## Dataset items
· · · ·

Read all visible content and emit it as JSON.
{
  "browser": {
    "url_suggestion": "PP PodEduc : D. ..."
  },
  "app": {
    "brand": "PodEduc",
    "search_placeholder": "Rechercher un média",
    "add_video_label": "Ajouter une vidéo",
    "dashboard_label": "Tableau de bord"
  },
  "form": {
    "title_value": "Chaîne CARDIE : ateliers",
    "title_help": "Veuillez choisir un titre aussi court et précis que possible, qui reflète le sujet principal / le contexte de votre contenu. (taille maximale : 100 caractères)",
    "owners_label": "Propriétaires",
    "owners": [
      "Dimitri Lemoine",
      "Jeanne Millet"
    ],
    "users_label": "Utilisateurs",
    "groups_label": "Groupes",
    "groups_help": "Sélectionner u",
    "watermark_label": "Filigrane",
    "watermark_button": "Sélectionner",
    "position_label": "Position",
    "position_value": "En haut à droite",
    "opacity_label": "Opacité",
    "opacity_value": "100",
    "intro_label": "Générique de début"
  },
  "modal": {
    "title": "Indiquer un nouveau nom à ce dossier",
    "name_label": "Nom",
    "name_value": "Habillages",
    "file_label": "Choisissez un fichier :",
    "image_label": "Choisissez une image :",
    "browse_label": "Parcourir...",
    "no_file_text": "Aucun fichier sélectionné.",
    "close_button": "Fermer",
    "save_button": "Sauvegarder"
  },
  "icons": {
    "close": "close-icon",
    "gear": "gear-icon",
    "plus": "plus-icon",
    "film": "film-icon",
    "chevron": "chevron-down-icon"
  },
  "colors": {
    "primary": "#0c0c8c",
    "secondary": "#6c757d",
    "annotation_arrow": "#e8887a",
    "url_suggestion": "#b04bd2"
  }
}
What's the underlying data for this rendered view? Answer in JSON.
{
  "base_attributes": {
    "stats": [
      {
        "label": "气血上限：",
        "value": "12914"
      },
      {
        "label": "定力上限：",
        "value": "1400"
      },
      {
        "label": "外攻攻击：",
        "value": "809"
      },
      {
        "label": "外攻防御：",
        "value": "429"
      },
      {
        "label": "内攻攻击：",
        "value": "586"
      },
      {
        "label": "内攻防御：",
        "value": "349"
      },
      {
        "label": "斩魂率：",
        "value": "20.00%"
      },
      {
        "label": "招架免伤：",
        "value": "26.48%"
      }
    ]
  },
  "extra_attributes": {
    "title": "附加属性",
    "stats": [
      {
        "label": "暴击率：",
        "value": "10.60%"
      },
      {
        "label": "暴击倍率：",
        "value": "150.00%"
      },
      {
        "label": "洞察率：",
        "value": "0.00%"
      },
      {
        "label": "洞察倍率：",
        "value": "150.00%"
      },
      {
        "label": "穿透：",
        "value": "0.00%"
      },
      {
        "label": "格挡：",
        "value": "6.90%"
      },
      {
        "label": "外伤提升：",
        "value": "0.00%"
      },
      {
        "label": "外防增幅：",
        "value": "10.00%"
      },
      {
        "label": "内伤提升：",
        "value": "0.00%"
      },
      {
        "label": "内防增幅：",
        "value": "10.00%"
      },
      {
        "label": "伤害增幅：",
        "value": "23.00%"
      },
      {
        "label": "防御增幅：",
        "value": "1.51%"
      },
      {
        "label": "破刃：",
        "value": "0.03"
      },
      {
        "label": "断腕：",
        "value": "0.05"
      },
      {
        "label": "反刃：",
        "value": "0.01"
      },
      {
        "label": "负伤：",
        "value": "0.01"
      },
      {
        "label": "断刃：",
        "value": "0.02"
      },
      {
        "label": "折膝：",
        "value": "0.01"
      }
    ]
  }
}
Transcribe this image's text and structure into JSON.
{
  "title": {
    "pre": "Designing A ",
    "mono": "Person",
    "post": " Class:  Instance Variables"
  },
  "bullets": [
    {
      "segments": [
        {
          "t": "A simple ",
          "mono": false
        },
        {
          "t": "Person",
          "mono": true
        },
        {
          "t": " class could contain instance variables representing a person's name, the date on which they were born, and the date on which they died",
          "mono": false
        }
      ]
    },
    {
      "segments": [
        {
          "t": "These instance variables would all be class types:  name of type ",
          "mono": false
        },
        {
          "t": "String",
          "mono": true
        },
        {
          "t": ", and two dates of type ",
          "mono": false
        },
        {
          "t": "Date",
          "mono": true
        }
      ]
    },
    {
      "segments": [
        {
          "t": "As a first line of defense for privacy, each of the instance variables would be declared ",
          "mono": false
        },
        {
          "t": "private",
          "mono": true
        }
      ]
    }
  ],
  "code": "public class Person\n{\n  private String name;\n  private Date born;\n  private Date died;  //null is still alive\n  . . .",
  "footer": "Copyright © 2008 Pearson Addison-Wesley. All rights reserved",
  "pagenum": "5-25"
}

· · · ·

## What is required
Reproduce the complete set of lines precisely as supplied.

## Reply
Read all visible content and emit it as JSON.
{
  "browser": {
    "url_suggestion": "PP PodEduc : D. ..."
  },
  "app": {
    "brand": "PodEduc",
    "search_placeholder": "Rechercher un média",
    "add_video_label": "Ajouter une vidéo",
    "dashboard_label": "Tableau de bord"
  },
  "form": {
    "title_value": "Chaîne CARDIE : ateliers",
    "title_help": "Veuillez choisir un titre aussi court et précis que possible, qui reflète le sujet principal / le contexte de votre contenu. (taille maximale : 100 caractères)",
    "owners_label": "Propriétaires",
    "owners": [
      "Dimitri Lemoine",
      "Jeanne Millet"
    ],
    "users_label": "Utilisateurs",
    "groups_label": "Groupes",
    "groups_help": "Sélectionner u",
    "watermark_label": "Filigrane",
    "watermark_button": "Sélectionner",
    "position_label": "Position",
    "position_value": "En haut à droite",
    "opacity_label": "Opacité",
    "opacity_value": "100",
    "intro_label": "Générique de début"
  },
  "modal": {
    "title": "Indiquer un nouveau nom à ce dossier",
    "name_label": "Nom",
    "name_value": "Habillages",
    "file_label": "Choisissez un fichier :",
    "image_label": "Choisissez une image :",
    "browse_label": "Parcourir...",
    "no_file_text": "Aucun fichier sélectionné.",
    "close_button": "Fermer",
    "save_button": "Sauvegarder"
  },
  "icons": {
    "close": "close-icon",
    "gear": "gear-icon",
    "plus": "plus-icon",
    "film": "film-icon",
    "chevron": "chevron-down-icon"
  },
  "colors": {
    "primary": "#0c0c8c",
    "secondary": "#6c757d",
    "annotation_arrow": "#e8887a",
    "url_suggestion": "#b04bd2"
  }
}
What's the underlying data for this rendered view? Answer in JSON.
{
  "base_attributes": {
    "stats": [
      {
        "label": "气血上限：",
        "value": "12914"
      },
      {
        "label": "定力上限：",
        "value": "1400"
      },
      {
        "label": "外攻攻击：",
        "value": "809"
      },
      {
        "label": "外攻防御：",
        "value": "429"
      },
      {
        "label": "内攻攻击：",
        "value": "586"
      },
      {
        "label": "内攻防御：",
        "value": "349"
      },
      {
        "label": "斩魂率：",
        "value": "20.00%"
      },
      {
        "label": "招架免伤：",
        "value": "26.48%"
      }
    ]
  },
  "extra_attributes": {
    "title": "附加属性",
    "stats": [
      {
        "label": "暴击率：",
        "value": "10.60%"
      },
      {
        "label": "暴击倍率：",
        "value": "150.00%"
      },
      {
        "label": "洞察率：",
        "value": "0.00%"
      },
      {
        "label": "洞察倍率：",
        "value": "150.00%"
      },
      {
        "label": "穿透：",
        "value": "0.00%"
      },
      {
        "label": "格挡：",
        "value": "6.90%"
      },
      {
        "label": "外伤提升：",
        "value": "0.00%"
      },
      {
        "label": "外防增幅：",
        "value": "10.00%"
      },
      {
        "label": "内伤提升：",
        "value": "0.00%"
      },
      {
        "label": "内防增幅：",
        "value": "10.00%"
      },
      {
        "label": "伤害增幅：",
        "value": "23.00%"
      },
      {
        "label": "防御增幅：",
        "value": "1.51%"
      },
      {
        "label": "破刃：",
        "value": "0.03"
      },
      {
        "label": "断腕：",
        "value": "0.05"
      },
      {
        "label": "反刃：",
        "value": "0.01"
      },
      {
        "label": "负伤：",
        "value": "0.01"
      },
      {
        "label": "断刃：",
        "value": "0.02"
      },
      {
        "label": "折膝：",
        "value": "0.01"
      }
    ]
  }
}
Transcribe this image's text and structure into JSON.
{
  "title": {
    "pre": "Designing A ",
    "mono": "Person",
    "post": " Class:  Instance Variables"
  },
  "bullets": [
    {
      "segments": [
        {
          "t": "A simple ",
          "mono": false
        },
        {
          "t": "Person",
          "mono": true
        },
        {
          "t": " class could contain instance variables representing a person's name, the date on which they were born, and the date on which they died",
          "mono": false
        }
      ]
    },
    {
      "segments": [
        {
          "t": "These instance variables would all be class types:  name of type ",
          "mono": false
        },
        {
          "t": "String",
          "mono": true
        },
        {
          "t": ", and two dates of type ",
          "mono": false
        },
        {
          "t": "Date",
          "mono": true
        }
      ]
    },
    {
      "segments": [
        {
          "t": "As a first line of defense for privacy, each of the instance variables would be declared ",
          "mono": false
        },
        {
          "t": "private",
          "mono": true
        }
      ]
    }
  ],
  "code": "public class Person\n{\n  private String name;\n  private Date born;\n  private Date died;  //null is still alive\n  . . .",
  "footer": "Copyright © 2008 Pearson Addison-Wesley. All rights reserved",
  "pagenum": "5-25"
}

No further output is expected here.